[START Available records]
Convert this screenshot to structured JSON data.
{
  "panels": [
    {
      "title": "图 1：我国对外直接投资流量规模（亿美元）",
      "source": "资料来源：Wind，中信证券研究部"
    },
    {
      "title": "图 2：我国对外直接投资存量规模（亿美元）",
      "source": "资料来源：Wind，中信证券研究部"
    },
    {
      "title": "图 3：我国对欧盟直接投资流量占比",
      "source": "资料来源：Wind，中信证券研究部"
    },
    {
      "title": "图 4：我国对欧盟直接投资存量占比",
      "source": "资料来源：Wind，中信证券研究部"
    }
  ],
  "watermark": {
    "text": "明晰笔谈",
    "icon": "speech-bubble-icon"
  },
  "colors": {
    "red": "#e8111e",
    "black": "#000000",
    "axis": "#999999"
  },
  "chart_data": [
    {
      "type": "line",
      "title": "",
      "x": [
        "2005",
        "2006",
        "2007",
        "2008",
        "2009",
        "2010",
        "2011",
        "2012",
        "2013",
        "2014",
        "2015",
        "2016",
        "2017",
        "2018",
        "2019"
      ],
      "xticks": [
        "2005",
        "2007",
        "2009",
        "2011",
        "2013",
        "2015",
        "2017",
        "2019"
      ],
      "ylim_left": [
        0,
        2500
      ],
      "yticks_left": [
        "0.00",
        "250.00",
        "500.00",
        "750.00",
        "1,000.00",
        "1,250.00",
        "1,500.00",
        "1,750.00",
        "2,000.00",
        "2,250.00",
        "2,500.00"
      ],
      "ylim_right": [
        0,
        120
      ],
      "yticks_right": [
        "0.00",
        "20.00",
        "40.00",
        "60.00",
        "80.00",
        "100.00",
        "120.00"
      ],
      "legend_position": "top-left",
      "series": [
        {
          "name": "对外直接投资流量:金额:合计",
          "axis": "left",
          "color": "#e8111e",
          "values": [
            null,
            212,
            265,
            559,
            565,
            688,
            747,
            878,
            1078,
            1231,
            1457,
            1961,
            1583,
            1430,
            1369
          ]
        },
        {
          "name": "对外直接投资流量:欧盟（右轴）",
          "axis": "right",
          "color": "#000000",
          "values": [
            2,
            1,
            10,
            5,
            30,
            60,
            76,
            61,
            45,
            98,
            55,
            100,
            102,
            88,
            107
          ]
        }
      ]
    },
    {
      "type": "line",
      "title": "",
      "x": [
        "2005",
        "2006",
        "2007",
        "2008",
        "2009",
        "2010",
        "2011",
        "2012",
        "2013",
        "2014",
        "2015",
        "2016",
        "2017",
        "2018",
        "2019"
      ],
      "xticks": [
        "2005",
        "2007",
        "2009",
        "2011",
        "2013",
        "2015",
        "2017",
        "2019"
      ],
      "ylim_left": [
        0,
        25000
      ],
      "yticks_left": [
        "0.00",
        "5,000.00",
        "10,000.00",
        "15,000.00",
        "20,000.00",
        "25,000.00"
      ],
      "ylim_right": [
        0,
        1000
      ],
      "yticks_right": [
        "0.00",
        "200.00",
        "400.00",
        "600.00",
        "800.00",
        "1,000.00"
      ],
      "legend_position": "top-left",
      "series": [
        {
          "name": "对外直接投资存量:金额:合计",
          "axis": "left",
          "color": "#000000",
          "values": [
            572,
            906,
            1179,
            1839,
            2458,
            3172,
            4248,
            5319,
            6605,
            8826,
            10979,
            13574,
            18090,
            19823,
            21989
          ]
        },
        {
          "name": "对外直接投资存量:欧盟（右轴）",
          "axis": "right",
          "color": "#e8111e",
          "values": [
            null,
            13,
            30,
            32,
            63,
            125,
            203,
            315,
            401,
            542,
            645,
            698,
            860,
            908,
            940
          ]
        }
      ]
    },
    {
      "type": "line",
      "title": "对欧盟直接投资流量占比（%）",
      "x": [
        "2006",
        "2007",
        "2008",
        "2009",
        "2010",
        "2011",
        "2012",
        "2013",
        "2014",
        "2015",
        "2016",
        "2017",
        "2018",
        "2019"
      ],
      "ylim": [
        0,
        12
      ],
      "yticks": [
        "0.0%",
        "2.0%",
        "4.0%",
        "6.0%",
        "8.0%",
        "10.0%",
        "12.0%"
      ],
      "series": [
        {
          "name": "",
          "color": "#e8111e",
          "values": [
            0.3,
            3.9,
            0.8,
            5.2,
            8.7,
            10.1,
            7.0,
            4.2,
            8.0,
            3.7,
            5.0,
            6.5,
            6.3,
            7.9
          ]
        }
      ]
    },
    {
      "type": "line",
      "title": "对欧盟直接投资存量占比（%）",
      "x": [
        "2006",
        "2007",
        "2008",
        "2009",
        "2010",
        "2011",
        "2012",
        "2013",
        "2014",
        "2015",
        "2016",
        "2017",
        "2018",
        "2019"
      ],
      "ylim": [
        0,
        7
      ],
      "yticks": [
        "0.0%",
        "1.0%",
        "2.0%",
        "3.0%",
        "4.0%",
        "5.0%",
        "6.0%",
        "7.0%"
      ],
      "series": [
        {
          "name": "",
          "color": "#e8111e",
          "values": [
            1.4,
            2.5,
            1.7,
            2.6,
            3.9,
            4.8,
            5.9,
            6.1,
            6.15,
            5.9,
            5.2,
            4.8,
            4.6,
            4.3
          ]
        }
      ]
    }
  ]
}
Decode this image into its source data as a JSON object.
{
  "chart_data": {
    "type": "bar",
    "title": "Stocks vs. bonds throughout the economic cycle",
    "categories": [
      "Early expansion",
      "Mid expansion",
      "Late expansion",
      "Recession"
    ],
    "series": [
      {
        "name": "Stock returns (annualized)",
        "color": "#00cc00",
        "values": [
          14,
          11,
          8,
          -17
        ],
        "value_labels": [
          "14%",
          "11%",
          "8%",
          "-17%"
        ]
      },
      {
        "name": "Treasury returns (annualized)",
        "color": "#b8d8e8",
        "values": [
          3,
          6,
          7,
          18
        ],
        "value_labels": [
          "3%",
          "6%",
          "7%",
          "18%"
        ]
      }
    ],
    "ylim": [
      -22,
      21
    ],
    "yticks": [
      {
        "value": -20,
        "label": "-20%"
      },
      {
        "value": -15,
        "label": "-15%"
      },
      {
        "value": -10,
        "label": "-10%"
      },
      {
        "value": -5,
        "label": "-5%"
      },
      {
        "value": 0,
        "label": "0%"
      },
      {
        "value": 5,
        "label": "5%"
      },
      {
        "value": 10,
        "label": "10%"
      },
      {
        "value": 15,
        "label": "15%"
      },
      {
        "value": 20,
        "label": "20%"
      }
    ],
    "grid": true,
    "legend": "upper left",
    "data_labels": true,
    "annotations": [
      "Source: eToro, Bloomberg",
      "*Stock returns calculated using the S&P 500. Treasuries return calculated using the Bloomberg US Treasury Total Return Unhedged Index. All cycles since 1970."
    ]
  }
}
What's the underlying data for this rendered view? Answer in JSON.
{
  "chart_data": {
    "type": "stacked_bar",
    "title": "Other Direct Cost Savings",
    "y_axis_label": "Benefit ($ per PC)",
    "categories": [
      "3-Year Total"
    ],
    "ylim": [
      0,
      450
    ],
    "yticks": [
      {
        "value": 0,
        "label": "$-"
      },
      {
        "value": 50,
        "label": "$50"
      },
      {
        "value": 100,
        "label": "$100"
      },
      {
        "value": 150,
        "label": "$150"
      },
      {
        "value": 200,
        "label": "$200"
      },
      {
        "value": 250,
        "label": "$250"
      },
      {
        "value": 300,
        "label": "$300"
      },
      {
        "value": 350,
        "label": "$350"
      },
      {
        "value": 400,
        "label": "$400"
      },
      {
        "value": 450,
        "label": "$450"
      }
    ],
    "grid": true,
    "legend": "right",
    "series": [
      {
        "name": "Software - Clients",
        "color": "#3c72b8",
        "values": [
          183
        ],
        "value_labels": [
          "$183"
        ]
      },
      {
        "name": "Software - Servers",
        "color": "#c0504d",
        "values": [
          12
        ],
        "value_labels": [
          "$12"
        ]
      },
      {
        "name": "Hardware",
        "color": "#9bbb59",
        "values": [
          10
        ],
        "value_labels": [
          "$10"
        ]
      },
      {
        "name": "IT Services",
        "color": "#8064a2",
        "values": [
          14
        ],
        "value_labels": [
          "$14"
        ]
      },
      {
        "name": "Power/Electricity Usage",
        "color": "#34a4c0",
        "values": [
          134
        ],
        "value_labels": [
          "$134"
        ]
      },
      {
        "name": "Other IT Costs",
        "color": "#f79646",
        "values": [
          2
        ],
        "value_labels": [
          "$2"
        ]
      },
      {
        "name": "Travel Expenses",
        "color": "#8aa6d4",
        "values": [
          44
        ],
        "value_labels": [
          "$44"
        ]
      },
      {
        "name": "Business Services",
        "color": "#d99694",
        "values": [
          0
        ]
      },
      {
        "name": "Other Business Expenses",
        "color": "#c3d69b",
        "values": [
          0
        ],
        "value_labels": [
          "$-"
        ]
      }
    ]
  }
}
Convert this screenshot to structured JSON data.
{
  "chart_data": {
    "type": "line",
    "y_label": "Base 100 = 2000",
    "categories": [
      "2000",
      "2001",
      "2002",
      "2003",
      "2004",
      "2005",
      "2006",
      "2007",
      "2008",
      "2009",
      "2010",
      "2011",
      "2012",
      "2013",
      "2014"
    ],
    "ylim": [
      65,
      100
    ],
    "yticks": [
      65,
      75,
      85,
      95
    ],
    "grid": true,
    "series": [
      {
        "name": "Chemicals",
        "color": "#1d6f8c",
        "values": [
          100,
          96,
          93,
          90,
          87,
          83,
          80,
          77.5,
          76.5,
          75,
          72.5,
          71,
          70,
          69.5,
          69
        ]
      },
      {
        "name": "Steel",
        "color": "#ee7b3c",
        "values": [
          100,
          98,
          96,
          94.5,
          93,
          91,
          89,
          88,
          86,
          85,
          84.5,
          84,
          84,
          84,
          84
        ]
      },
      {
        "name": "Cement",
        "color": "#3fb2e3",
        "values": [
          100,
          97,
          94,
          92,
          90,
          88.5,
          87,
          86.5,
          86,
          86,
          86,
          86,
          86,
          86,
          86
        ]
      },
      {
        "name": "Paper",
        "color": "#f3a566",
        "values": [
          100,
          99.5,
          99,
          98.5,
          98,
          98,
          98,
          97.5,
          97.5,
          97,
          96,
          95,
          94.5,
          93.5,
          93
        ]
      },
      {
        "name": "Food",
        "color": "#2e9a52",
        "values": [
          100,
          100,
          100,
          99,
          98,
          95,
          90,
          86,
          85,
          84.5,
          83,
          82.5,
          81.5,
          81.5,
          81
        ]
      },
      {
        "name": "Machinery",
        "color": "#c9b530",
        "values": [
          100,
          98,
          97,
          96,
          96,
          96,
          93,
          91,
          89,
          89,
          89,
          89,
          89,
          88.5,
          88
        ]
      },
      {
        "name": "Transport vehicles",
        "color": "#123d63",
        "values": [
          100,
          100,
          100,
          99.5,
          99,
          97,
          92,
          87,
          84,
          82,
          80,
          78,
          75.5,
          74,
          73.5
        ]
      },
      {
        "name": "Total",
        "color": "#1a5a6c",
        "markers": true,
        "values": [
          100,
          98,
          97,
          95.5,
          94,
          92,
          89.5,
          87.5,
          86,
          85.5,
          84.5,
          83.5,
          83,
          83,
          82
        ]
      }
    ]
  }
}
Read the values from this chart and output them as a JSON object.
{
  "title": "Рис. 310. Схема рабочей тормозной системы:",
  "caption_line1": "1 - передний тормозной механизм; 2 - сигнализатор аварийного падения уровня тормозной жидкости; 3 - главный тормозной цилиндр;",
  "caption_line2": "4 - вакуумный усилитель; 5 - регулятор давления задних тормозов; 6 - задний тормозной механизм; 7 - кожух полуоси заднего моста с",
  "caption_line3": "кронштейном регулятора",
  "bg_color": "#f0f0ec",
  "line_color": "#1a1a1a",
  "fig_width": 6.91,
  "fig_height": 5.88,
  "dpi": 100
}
[END Available records]
## [Do this]
Sift the material for lines with the string "Other". Copy each one found.

## [Result of this task]
    "title": "Other Direct Cost Savings",
        "name": "Other IT Costs",
        "name": "Other Business Expenses",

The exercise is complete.